----- EXERCISE MATERIALS

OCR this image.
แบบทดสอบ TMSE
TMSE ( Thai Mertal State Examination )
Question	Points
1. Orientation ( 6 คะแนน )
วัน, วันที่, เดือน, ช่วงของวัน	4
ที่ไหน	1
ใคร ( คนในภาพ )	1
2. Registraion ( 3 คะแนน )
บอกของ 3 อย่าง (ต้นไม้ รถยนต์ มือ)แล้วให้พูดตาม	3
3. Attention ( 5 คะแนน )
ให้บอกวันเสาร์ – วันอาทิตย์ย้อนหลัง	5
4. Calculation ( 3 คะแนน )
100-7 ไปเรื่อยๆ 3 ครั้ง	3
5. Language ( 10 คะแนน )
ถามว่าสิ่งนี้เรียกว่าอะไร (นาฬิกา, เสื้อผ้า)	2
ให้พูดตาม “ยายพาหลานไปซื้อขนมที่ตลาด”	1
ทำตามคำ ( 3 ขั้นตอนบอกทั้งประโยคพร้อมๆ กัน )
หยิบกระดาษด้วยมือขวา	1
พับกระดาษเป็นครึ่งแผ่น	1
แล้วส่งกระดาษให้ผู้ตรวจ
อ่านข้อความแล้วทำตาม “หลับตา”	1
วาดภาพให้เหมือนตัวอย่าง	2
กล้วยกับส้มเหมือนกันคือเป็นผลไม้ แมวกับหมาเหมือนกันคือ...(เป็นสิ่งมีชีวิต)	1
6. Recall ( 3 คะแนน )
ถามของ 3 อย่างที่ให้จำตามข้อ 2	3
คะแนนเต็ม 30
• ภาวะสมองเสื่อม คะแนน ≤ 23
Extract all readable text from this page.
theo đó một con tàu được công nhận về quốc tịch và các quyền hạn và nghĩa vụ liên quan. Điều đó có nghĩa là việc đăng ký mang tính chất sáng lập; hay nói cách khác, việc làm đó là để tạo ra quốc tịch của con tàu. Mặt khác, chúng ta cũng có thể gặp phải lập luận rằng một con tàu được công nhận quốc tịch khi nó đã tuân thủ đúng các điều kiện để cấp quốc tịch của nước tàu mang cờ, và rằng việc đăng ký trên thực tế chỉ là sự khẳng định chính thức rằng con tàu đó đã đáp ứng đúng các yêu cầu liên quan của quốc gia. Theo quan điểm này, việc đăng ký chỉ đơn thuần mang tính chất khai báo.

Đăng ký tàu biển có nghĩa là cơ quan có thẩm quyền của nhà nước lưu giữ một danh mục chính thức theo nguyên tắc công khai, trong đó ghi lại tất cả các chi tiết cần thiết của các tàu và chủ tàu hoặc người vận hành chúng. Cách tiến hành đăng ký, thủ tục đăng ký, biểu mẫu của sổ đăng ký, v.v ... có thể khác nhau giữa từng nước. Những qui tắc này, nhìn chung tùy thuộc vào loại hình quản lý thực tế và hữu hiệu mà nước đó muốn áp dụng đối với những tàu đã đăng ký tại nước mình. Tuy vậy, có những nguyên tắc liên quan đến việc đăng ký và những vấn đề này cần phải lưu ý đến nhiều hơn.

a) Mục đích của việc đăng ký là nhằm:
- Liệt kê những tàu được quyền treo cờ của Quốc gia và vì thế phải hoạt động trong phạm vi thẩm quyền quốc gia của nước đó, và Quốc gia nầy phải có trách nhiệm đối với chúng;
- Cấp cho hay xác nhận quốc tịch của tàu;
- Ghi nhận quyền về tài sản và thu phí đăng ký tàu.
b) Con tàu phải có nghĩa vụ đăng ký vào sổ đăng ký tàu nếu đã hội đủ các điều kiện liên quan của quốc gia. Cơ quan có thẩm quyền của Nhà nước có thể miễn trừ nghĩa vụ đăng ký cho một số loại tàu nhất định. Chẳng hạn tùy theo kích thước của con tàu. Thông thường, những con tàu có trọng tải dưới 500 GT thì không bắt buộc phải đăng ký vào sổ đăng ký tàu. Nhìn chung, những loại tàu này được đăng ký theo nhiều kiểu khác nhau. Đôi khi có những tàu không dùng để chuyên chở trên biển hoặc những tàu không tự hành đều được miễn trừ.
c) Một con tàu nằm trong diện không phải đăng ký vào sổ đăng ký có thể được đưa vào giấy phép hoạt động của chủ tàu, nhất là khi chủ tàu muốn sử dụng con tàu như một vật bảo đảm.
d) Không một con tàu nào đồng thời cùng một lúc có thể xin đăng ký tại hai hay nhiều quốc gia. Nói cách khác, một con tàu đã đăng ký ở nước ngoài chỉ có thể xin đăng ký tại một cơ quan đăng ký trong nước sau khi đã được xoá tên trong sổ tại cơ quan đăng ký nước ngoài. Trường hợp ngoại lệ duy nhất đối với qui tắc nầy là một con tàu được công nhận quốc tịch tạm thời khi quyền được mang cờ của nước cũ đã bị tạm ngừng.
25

----------

THE REQUEST: Please quote the records above exactly, without skipping a line.

ANSWER:
OCR this image.
แบบทดสอบ TMSE
TMSE ( Thai Mertal State Examination )
Question	Points
1. Orientation ( 6 คะแนน )
วัน, วันที่, เดือน, ช่วงของวัน	4
ที่ไหน	1
ใคร ( คนในภาพ )	1
2. Registraion ( 3 คะแนน )
บอกของ 3 อย่าง (ต้นไม้ รถยนต์ มือ)แล้วให้พูดตาม	3
3. Attention ( 5 คะแนน )
ให้บอกวันเสาร์ – วันอาทิตย์ย้อนหลัง	5
4. Calculation ( 3 คะแนน )
100-7 ไปเรื่อยๆ 3 ครั้ง	3
5. Language ( 10 คะแนน )
ถามว่าสิ่งนี้เรียกว่าอะไร (นาฬิกา, เสื้อผ้า)	2
ให้พูดตาม “ยายพาหลานไปซื้อขนมที่ตลาด”	1
ทำตามคำ ( 3 ขั้นตอนบอกทั้งประโยคพร้อมๆ กัน )
หยิบกระดาษด้วยมือขวา	1
พับกระดาษเป็นครึ่งแผ่น	1
แล้วส่งกระดาษให้ผู้ตรวจ
อ่านข้อความแล้วทำตาม “หลับตา”	1
วาดภาพให้เหมือนตัวอย่าง	2
กล้วยกับส้มเหมือนกันคือเป็นผลไม้ แมวกับหมาเหมือนกันคือ...(เป็นสิ่งมีชีวิต)	1
6. Recall ( 3 คะแนน )
ถามของ 3 อย่างที่ให้จำตามข้อ 2	3
คะแนนเต็ม 30
• ภาวะสมองเสื่อม คะแนน ≤ 23
Extract all readable text from this page.
theo đó một con tàu được công nhận về quốc tịch và các quyền hạn và nghĩa vụ liên quan. Điều đó có nghĩa là việc đăng ký mang tính chất sáng lập; hay nói cách khác, việc làm đó là để tạo ra quốc tịch của con tàu. Mặt khác, chúng ta cũng có thể gặp phải lập luận rằng một con tàu được công nhận quốc tịch khi nó đã tuân thủ đúng các điều kiện để cấp quốc tịch của nước tàu mang cờ, và rằng việc đăng ký trên thực tế chỉ là sự khẳng định chính thức rằng con tàu đó đã đáp ứng đúng các yêu cầu liên quan của quốc gia. Theo quan điểm này, việc đăng ký chỉ đơn thuần mang tính chất khai báo.

Đăng ký tàu biển có nghĩa là cơ quan có thẩm quyền của nhà nước lưu giữ một danh mục chính thức theo nguyên tắc công khai, trong đó ghi lại tất cả các chi tiết cần thiết của các tàu và chủ tàu hoặc người vận hành chúng. Cách tiến hành đăng ký, thủ tục đăng ký, biểu mẫu của sổ đăng ký, v.v ... có thể khác nhau giữa từng nước. Những qui tắc này, nhìn chung tùy thuộc vào loại hình quản lý thực tế và hữu hiệu mà nước đó muốn áp dụng đối với những tàu đã đăng ký tại nước mình. Tuy vậy, có những nguyên tắc liên quan đến việc đăng ký và những vấn đề này cần phải lưu ý đến nhiều hơn.

a) Mục đích của việc đăng ký là nhằm:
- Liệt kê những tàu được quyền treo cờ của Quốc gia và vì thế phải hoạt động trong phạm vi thẩm quyền quốc gia của nước đó, và Quốc gia nầy phải có trách nhiệm đối với chúng;
- Cấp cho hay xác nhận quốc tịch của tàu;
- Ghi nhận quyền về tài sản và thu phí đăng ký tàu.
b) Con tàu phải có nghĩa vụ đăng ký vào sổ đăng ký tàu nếu đã hội đủ các điều kiện liên quan của quốc gia. Cơ quan có thẩm quyền của Nhà nước có thể miễn trừ nghĩa vụ đăng ký cho một số loại tàu nhất định. Chẳng hạn tùy theo kích thước của con tàu. Thông thường, những con tàu có trọng tải dưới 500 GT thì không bắt buộc phải đăng ký vào sổ đăng ký tàu. Nhìn chung, những loại tàu này được đăng ký theo nhiều kiểu khác nhau. Đôi khi có những tàu không dùng để chuyên chở trên biển hoặc những tàu không tự hành đều được miễn trừ.
c) Một con tàu nằm trong diện không phải đăng ký vào sổ đăng ký có thể được đưa vào giấy phép hoạt động của chủ tàu, nhất là khi chủ tàu muốn sử dụng con tàu như một vật bảo đảm.
d) Không một con tàu nào đồng thời cùng một lúc có thể xin đăng ký tại hai hay nhiều quốc gia. Nói cách khác, một con tàu đã đăng ký ở nước ngoài chỉ có thể xin đăng ký tại một cơ quan đăng ký trong nước sau khi đã được xoá tên trong sổ tại cơ quan đăng ký nước ngoài. Trường hợp ngoại lệ duy nhất đối với qui tắc nầy là một con tàu được công nhận quốc tịch tạm thời khi quyền được mang cờ của nước cũ đã bị tạm ngừng.
25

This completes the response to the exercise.